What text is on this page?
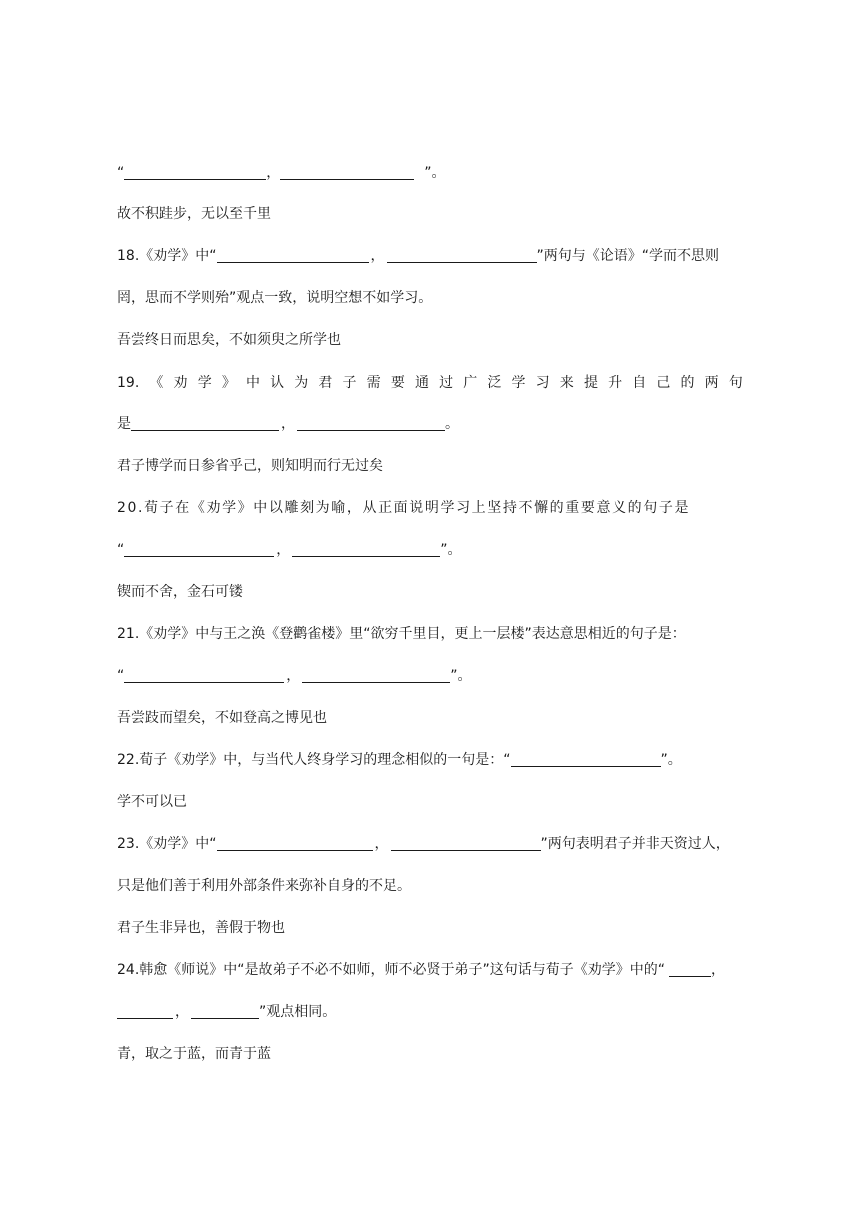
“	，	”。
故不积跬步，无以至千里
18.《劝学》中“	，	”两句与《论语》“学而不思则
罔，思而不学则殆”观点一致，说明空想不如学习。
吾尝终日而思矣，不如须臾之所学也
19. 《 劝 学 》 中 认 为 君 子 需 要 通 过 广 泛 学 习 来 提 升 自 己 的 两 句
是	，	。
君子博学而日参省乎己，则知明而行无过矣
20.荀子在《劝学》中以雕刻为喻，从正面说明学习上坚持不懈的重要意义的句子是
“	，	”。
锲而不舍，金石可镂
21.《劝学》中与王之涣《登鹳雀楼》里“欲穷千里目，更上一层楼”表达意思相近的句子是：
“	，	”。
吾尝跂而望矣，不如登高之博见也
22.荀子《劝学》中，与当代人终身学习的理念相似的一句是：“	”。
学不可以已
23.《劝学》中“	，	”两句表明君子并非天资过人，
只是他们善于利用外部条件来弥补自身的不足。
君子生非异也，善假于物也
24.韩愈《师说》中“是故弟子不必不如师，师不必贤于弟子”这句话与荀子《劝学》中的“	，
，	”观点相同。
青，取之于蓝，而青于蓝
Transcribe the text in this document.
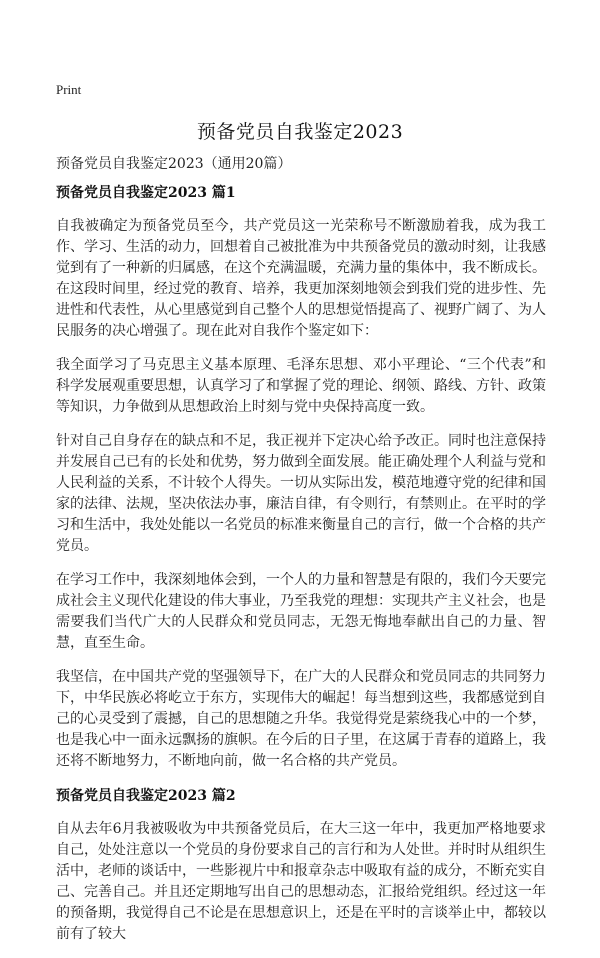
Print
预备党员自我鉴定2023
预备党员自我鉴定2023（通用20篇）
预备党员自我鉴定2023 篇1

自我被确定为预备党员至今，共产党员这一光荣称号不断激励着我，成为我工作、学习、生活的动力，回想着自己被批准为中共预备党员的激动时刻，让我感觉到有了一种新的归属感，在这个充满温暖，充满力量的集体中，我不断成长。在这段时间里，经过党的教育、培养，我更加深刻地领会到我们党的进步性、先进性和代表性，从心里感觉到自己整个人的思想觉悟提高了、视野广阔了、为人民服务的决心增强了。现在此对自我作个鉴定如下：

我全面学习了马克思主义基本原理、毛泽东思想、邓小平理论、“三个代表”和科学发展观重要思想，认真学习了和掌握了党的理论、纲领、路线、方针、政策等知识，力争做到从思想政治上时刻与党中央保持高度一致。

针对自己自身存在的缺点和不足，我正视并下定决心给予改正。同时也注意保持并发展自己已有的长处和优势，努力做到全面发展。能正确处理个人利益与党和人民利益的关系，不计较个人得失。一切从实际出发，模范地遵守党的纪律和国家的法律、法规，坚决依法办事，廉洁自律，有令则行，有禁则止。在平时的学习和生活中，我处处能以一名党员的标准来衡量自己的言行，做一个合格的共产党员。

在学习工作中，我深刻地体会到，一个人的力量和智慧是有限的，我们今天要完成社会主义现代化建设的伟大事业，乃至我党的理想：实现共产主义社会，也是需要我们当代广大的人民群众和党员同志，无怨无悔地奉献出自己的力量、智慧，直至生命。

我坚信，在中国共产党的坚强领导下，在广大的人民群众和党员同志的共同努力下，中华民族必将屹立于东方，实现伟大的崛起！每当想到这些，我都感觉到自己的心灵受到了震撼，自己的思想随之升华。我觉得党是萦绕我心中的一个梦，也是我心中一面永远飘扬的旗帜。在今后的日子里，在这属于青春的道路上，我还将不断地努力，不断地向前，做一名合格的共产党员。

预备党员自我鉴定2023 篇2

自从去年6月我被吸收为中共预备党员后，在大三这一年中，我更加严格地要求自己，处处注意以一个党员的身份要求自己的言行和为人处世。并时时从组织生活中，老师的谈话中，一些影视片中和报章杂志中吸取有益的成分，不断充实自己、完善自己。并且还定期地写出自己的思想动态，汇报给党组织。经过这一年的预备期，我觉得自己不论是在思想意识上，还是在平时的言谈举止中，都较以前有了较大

◆ Task goal ◆
Count the lines in the entries above that include the string "this", then give only that figure.

◆ Response to the exercise ◆
2